Exercise details: Reproduce the following lines verbatim, starting with the line that contains "x-tick-label: April 15: [1011, 795, 1066, 850]" and ending after the line that contains "data-point: [1391, 639, 1397, 645]".

Entries provided:
>>>>

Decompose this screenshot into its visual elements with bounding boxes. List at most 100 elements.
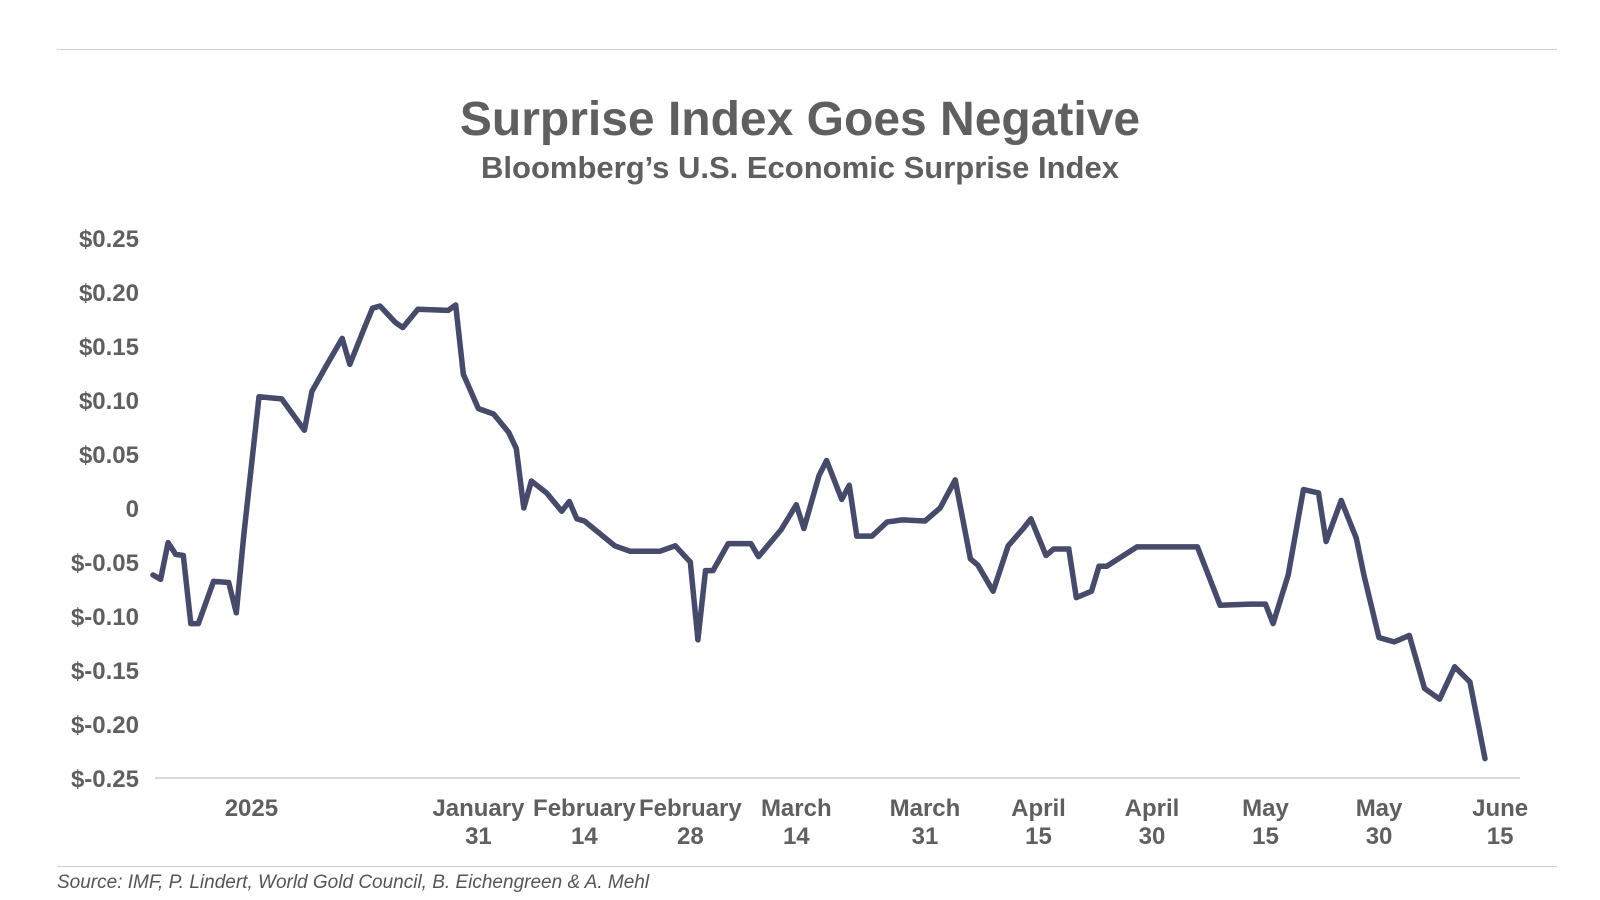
x-tick-label: April 15: [1011, 795, 1066, 850]
y-tick-label: $-0.20: [71, 712, 139, 739]
data-point: [521, 505, 527, 511]
data-point: [1316, 490, 1321, 496]
data-point: [846, 482, 852, 488]
data-point: [990, 588, 996, 594]
data-point: [612, 543, 618, 549]
data-point: [226, 580, 232, 585]
x-tick-label: April 30: [1125, 795, 1180, 850]
data-point: [513, 446, 519, 452]
data-point: [1422, 685, 1427, 691]
data-point: [1043, 553, 1049, 558]
data-point: [1338, 497, 1344, 503]
top-rule: [57, 49, 1557, 50]
data-point: [415, 306, 421, 312]
y-tick-label: $0.15: [79, 334, 139, 361]
data-point: [1391, 639, 1397, 645]
data-point: [657, 548, 663, 554]
data-point: [150, 572, 156, 578]
data-point: [566, 499, 572, 504]
data-point: [347, 361, 353, 367]
data-point: [1073, 595, 1079, 601]
data-point: [475, 406, 481, 412]
data-point: [967, 556, 973, 562]
x-tick-label: February 28: [639, 795, 742, 850]
data-point: [559, 508, 565, 514]
data-point: [1194, 544, 1200, 550]
y-axis-ticks: $0.25 $0.20 $0.15 $0.10 $0.05 0 $-0.05 $-0.10 $-…: [71, 226, 139, 793]
data-point: [793, 502, 799, 508]
data-point: [491, 411, 497, 417]
data-point: [165, 540, 171, 546]
data-point: [695, 637, 701, 643]
data-point: [279, 396, 285, 402]
data-point: [377, 303, 383, 309]
surprise-index-line: [150, 302, 1488, 762]
data-point: [324, 361, 330, 367]
x-tick-label: May 15: [1242, 795, 1289, 850]
data-point: [453, 302, 459, 308]
x-tick-label: June 15: [1472, 795, 1528, 850]
bottom-rule: [57, 866, 1557, 867]
y-tick-label: 0: [126, 496, 139, 523]
data-point: [188, 621, 194, 627]
data-point: [1376, 635, 1382, 641]
data-point: [952, 477, 958, 483]
chart-title: Surprise Index Goes Negative: [459, 93, 1141, 146]
data-point: [816, 473, 822, 479]
data-point: [922, 518, 928, 524]
data-point: [1051, 546, 1057, 552]
data-point: [1028, 516, 1034, 522]
data-point: [581, 518, 587, 524]
data-point: [1406, 632, 1412, 638]
data-point: [801, 526, 807, 531]
x-tick-label: January 31: [432, 795, 525, 850]
data-point: [1270, 621, 1276, 627]
x-tick-label: March 14: [761, 795, 832, 850]
y-tick-label: $0.10: [79, 388, 139, 415]
data-point: [725, 541, 731, 547]
data-point: [1452, 664, 1458, 670]
data-point: [1134, 544, 1140, 550]
y-tick-label: $0.05: [79, 442, 139, 469]
data-point: [445, 307, 451, 313]
data-point: [309, 388, 315, 394]
data-point: [899, 517, 905, 523]
data-point: [884, 519, 890, 525]
y-tick-label: $0.25: [79, 226, 139, 253]
data-point: [180, 553, 186, 558]
data-point: [506, 429, 512, 435]
x-tick-label: 2025: [225, 795, 278, 822]
data-point: [1172, 544, 1178, 550]
data-point: [687, 559, 693, 565]
data-point: [937, 505, 943, 511]
data-point: [1300, 487, 1306, 493]
data-point: [1323, 539, 1329, 544]
data-point: [1353, 535, 1359, 541]
data-point: [824, 458, 830, 463]
y-tick-label: $-0.25: [71, 766, 139, 793]
data-point: [301, 427, 307, 433]
data-point: [211, 578, 216, 584]
data-point: [339, 335, 345, 341]
data-point: [1020, 526, 1026, 531]
data-point: [778, 527, 784, 533]
data-point: [1263, 601, 1268, 607]
data-point: [748, 541, 754, 547]
data-points: [150, 302, 1488, 762]
data-point: [1066, 546, 1072, 552]
data-point: [241, 532, 247, 538]
data-point: [256, 394, 262, 400]
data-point: [756, 554, 761, 560]
data-point: [1361, 572, 1367, 578]
data-point: [672, 543, 678, 549]
data-point: [370, 305, 375, 311]
y-tick-label: $0.20: [79, 280, 139, 307]
data-point: [1089, 588, 1094, 594]
data-point: [392, 319, 398, 325]
data-point: [703, 568, 708, 574]
data-point: [400, 325, 406, 331]
data-point: [1437, 696, 1443, 702]
data-point: [854, 533, 860, 539]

<<<<

Exercise output:
x-tick-label: April 15: [1011, 795, 1066, 850]
y-tick-label: $-0.20: [71, 712, 139, 739]
data-point: [521, 505, 527, 511]
data-point: [1316, 490, 1321, 496]
data-point: [846, 482, 852, 488]
data-point: [990, 588, 996, 594]
data-point: [612, 543, 618, 549]
data-point: [226, 580, 232, 585]
x-tick-label: April 30: [1125, 795, 1180, 850]
data-point: [513, 446, 519, 452]
data-point: [1422, 685, 1427, 691]
data-point: [1043, 553, 1049, 558]
data-point: [1338, 497, 1344, 503]
top-rule: [57, 49, 1557, 50]
data-point: [415, 306, 421, 312]
y-tick-label: $0.15: [79, 334, 139, 361]
data-point: [1391, 639, 1397, 645]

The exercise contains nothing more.